▸ What you have to do
All of the data must be printed exactly; please include every line.

▸ Dataset records
* * * * * * * * *

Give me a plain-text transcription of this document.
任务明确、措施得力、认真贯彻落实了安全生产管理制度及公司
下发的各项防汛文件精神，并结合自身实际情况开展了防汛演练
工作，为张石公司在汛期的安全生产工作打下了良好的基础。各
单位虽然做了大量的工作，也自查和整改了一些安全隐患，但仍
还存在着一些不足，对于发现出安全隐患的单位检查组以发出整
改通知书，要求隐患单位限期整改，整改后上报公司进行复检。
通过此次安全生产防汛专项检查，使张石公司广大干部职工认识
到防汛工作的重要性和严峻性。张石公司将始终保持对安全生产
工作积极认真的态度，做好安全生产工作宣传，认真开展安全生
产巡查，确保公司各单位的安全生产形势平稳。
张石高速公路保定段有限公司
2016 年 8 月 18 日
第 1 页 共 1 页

* * * * * * * * *

▸ Result for this exercise
Give me a plain-text transcription of this document.
任务明确、措施得力、认真贯彻落实了安全生产管理制度及公司
下发的各项防汛文件精神，并结合自身实际情况开展了防汛演练
工作，为张石公司在汛期的安全生产工作打下了良好的基础。各
单位虽然做了大量的工作，也自查和整改了一些安全隐患，但仍
还存在着一些不足，对于发现出安全隐患的单位检查组以发出整
改通知书，要求隐患单位限期整改，整改后上报公司进行复检。
通过此次安全生产防汛专项检查，使张石公司广大干部职工认识
到防汛工作的重要性和严峻性。张石公司将始终保持对安全生产
工作积极认真的态度，做好安全生产工作宣传，认真开展安全生
产巡查，确保公司各单位的安全生产形势平稳。
张石高速公路保定段有限公司
2016 年 8 月 18 日
第 1 页 共 1 页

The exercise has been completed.